● **EXERCISE BRIEF**
From the listing below, count the lines where the string "JSON" occurs. Give the number, with no other words.

● **EXERCISE INPUT**
▽

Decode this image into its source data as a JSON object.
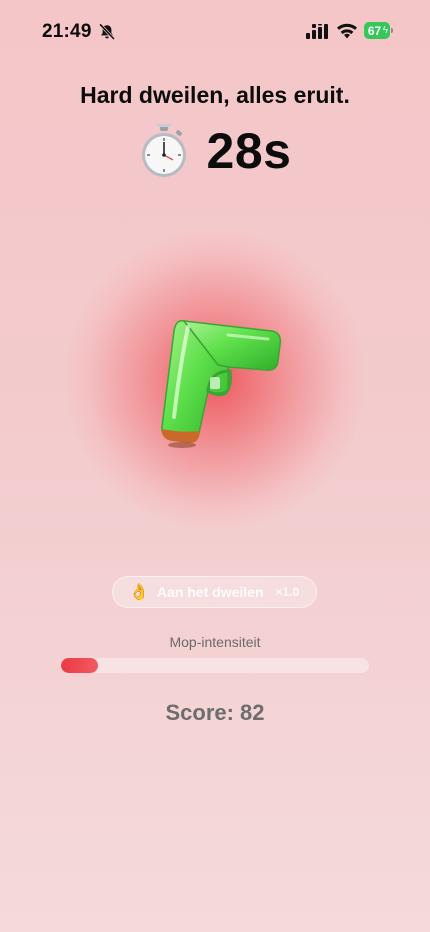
{
  "status_bar": {
    "time": "21:49",
    "battery_level": "67",
    "battery_color": "#34c759",
    "icons": [
      "bell-slash-icon",
      "cellular-signal-icon",
      "wifi-icon",
      "battery-icon"
    ]
  },
  "game": {
    "headline": "Hard dweilen, alles eruit.",
    "timer_icon": "stopwatch-icon",
    "timer": "28s",
    "center_icon": "water-pistol-icon",
    "glow_color": "#ec464c",
    "mode": {
      "emoji": "👌",
      "label": "Aan het dweilen",
      "multiplier": "×1.0"
    },
    "intensity": {
      "label": "Mop-intensiteit",
      "fraction": 0.12,
      "color": "#ea3a45"
    },
    "score": "Score: 82"
  }
}
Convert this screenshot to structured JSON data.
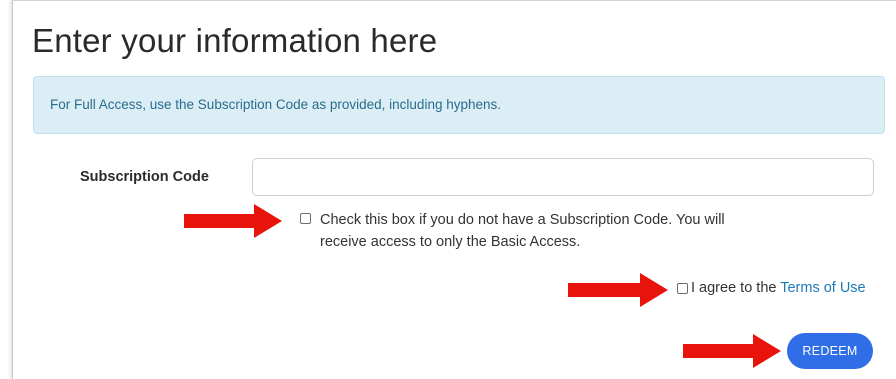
{
  "page": {
    "title": "Enter your information here"
  },
  "info_banner": {
    "text": "For Full Access, use the Subscription Code as provided, including hyphens."
  },
  "subscription_field": {
    "label": "Subscription Code",
    "value": "",
    "placeholder": ""
  },
  "no_code_checkbox": {
    "checked": false,
    "line1": "Check this box if you do not have a Subscription Code. You will",
    "line2": "receive access to only the Basic Access."
  },
  "terms_checkbox": {
    "checked": false,
    "prefix": "I agree to the ",
    "link_text": "Terms of Use"
  },
  "redeem_button": {
    "label": "REDEEM"
  },
  "colors": {
    "banner_bg": "#dbeef6",
    "banner_text": "#2a6b8c",
    "link": "#1f7ab8",
    "button_bg": "#2f6ee6",
    "annotation_arrow": "#e8140c"
  },
  "annotations": {
    "arrow_icon": "red-right-arrow-icon"
  }
}
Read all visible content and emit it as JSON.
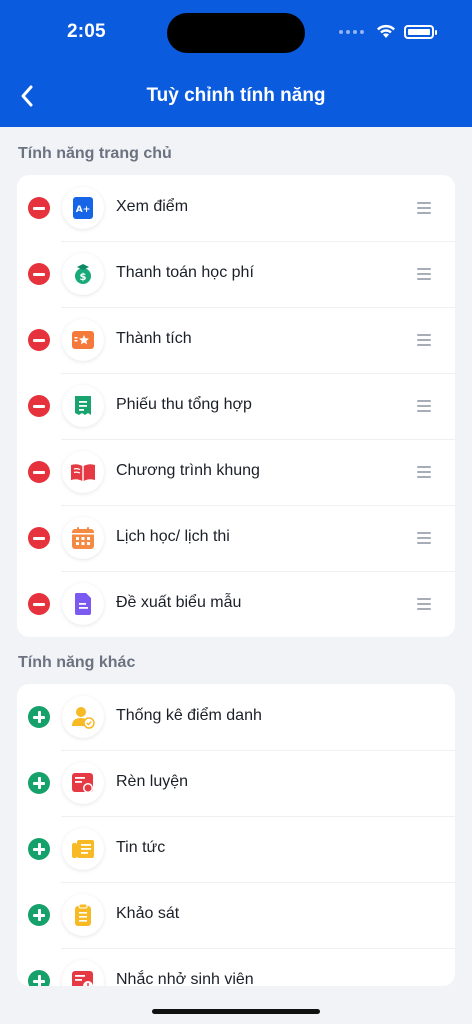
{
  "status_bar": {
    "time": "2:05"
  },
  "header": {
    "title": "Tuỳ chỉnh tính năng"
  },
  "colors": {
    "brand": "#0a5bde",
    "remove": "#e5323d",
    "add": "#16a06a"
  },
  "home_section": {
    "title": "Tính năng trang chủ",
    "items": [
      {
        "label": "Xem điểm",
        "icon": "grade-a-plus-icon"
      },
      {
        "label": "Thanh toán học phí",
        "icon": "tuition-money-icon"
      },
      {
        "label": "Thành tích",
        "icon": "achievement-star-icon"
      },
      {
        "label": "Phiếu thu tổng hợp",
        "icon": "receipt-icon"
      },
      {
        "label": "Chương trình khung",
        "icon": "open-book-icon"
      },
      {
        "label": "Lịch học/ lịch thi",
        "icon": "calendar-icon"
      },
      {
        "label": "Đề xuất biểu mẫu",
        "icon": "form-document-icon"
      }
    ]
  },
  "other_section": {
    "title": "Tính năng khác",
    "items": [
      {
        "label": "Thống kê điểm danh",
        "icon": "attendance-user-check-icon"
      },
      {
        "label": "Rèn luyện",
        "icon": "training-record-icon"
      },
      {
        "label": "Tin tức",
        "icon": "news-icon"
      },
      {
        "label": "Khảo sát",
        "icon": "survey-clipboard-icon"
      },
      {
        "label": "Nhắc nhở sinh viên",
        "icon": "reminder-icon"
      }
    ]
  }
}
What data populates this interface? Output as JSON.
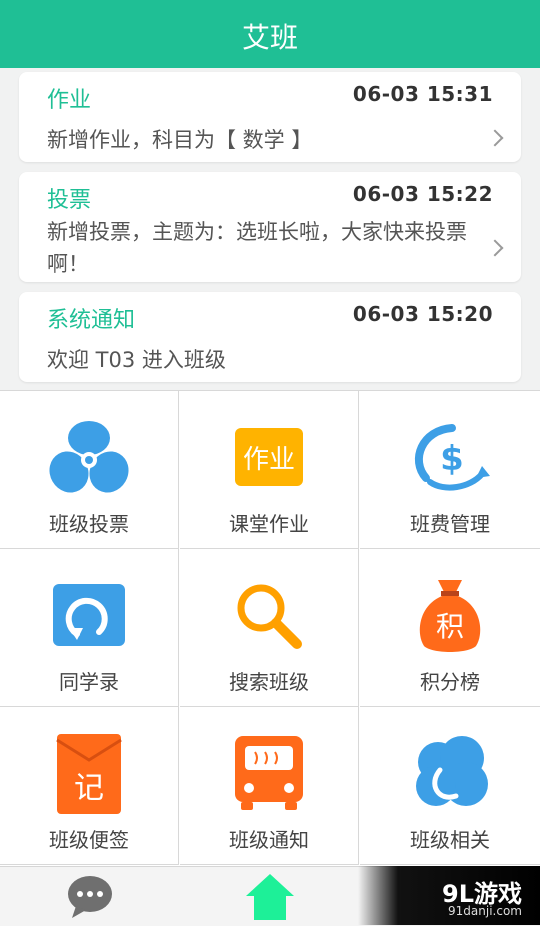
{
  "header": {
    "title": "艾班"
  },
  "notifications": [
    {
      "title": "作业",
      "time": "06-03 15:31",
      "body": "新增作业，科目为【 数学 】"
    },
    {
      "title": "投票",
      "time": "06-03 15:22",
      "body": "新增投票，主题为：选班长啦，大家快来投票啊！"
    },
    {
      "title": "系统通知",
      "time": "06-03 15:20",
      "body": "欢迎 T03 进入班级"
    }
  ],
  "menu": [
    {
      "label": "班级投票",
      "icon": "fan-icon"
    },
    {
      "label": "课堂作业",
      "icon": "homework-icon",
      "icon_text": "作业"
    },
    {
      "label": "班费管理",
      "icon": "dollar-icon"
    },
    {
      "label": "同学录",
      "icon": "refresh-icon"
    },
    {
      "label": "搜索班级",
      "icon": "search-icon"
    },
    {
      "label": "积分榜",
      "icon": "money-bag-icon",
      "icon_text": "积"
    },
    {
      "label": "班级便签",
      "icon": "note-icon",
      "icon_text": "记"
    },
    {
      "label": "班级通知",
      "icon": "bus-icon"
    },
    {
      "label": "班级相关",
      "icon": "cloud-icon"
    }
  ],
  "bottom_nav": [
    {
      "name": "chat",
      "icon": "chat-bubble-icon"
    },
    {
      "name": "home",
      "icon": "home-icon"
    }
  ],
  "watermark": {
    "line1": "9L游戏",
    "line2": "91danji.com"
  },
  "colors": {
    "accent": "#1fbf95",
    "blue": "#3d9fe6",
    "orange": "#ff6a1a",
    "yellow": "#ffb300",
    "home_green": "#1df098"
  }
}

△

● **RESULT OF THIS TASK**
4